- Location of Hughesville, Missouri
- Coordinates: 38°50′13″N 93°17′43″W﻿ / ﻿38.83694°N 93.29528°W
- Country: United States
- State: Missouri
- County: Pettis
- Incorporated: 1905

Area
- • Total: 0.12 sq mi (0.30 km^{2})
- • Land: 0.12 sq mi (0.30 km^{2})
- • Water: 0 sq mi (0.00 km^{2})
- Elevation: 814 ft (248 m)

Population (2020)
- • Total: 150
- • Density: 1,296.2/sq mi (500.48/km^{2})
- Time zone: UTC-6 (Central (CST))
- • Summer (DST): UTC-5 (CDT)
- ZIP code: 65334
- Area code: 660
- FIPS code: 29-33652
- GNIS feature ID: 2398557

= Hughesville, Missouri =

Village in Pettis County, Missouri, United States

Hughesville is a village in north central Pettis County, Missouri, United States. As of the 2020 census, Hughesville had a population of 150.
==History==
Hughesville was platted in 1871 by Reece Hughes, who gave the town his last name. A post office called Hughesville has been in operation since 1872.

# Instructions
(1) According to the Hughesville text, in what year was the village platted?
(2) Update the Hughesville text from "- Time zone: UTC-6" up to and including "operation since 1872.", changing "platted" to "founded".

# Information given
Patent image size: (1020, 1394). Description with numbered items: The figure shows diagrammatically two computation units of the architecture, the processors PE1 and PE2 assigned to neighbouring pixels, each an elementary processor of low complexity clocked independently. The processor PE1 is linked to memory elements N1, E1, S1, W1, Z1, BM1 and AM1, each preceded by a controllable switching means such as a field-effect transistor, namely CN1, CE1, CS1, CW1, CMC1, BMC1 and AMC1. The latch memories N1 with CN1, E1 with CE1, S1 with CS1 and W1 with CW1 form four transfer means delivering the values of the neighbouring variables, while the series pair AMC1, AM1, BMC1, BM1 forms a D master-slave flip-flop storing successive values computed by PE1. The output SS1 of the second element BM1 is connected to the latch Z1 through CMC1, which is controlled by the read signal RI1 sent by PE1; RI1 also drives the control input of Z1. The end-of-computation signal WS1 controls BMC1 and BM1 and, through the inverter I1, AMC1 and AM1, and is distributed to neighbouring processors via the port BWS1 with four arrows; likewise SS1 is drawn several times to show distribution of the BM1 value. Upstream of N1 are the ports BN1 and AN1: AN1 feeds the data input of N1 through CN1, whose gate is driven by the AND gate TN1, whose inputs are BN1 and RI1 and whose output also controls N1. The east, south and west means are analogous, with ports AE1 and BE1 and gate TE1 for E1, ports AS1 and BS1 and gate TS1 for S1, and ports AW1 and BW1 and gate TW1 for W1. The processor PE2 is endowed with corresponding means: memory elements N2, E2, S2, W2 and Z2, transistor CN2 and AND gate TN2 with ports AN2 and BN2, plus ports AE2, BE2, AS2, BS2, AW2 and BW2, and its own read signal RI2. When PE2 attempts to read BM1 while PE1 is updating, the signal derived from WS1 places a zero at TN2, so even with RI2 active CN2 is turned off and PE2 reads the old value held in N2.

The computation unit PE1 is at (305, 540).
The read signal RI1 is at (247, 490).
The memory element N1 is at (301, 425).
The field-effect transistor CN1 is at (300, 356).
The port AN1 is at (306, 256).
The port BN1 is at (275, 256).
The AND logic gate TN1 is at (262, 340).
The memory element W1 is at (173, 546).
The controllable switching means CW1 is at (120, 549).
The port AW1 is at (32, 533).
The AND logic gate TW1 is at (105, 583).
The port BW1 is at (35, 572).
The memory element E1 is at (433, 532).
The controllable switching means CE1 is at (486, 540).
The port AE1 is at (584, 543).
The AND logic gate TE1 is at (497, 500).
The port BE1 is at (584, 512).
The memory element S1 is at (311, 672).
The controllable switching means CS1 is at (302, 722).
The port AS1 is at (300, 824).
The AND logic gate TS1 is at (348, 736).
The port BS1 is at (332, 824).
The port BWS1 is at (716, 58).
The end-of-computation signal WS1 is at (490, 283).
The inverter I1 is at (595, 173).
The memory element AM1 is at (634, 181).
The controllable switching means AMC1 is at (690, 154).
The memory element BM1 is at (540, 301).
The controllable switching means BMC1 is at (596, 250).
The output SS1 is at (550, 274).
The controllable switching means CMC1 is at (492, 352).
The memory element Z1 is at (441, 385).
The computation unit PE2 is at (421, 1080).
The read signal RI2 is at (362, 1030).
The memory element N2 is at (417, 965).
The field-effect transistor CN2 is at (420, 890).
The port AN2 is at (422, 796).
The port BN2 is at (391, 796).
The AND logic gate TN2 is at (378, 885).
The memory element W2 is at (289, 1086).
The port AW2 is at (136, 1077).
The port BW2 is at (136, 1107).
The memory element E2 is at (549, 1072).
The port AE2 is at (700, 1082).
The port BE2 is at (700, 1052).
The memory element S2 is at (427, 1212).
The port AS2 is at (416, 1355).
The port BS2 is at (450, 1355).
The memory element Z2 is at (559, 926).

# Numbered responses
(1) 1871

(2)
- Time zone: UTC-6 (Central (CST))
- • Summer (DST): UTC-5 (CDT)
- ZIP code: 65334
- Area code: 660
- FIPS code: 29-33652
- GNIS feature ID: 2398557

= Hughesville, Missouri =

Village in Pettis County, Missouri, United States

Hughesville is a village in north central Pettis County, Missouri, United States. As of the 2020 census, Hughesville had a population of 150.
==History==
Hughesville was founded in 1871 by Reece Hughes, who gave the town his last name. A post office called Hughesville has been in operation since 1872.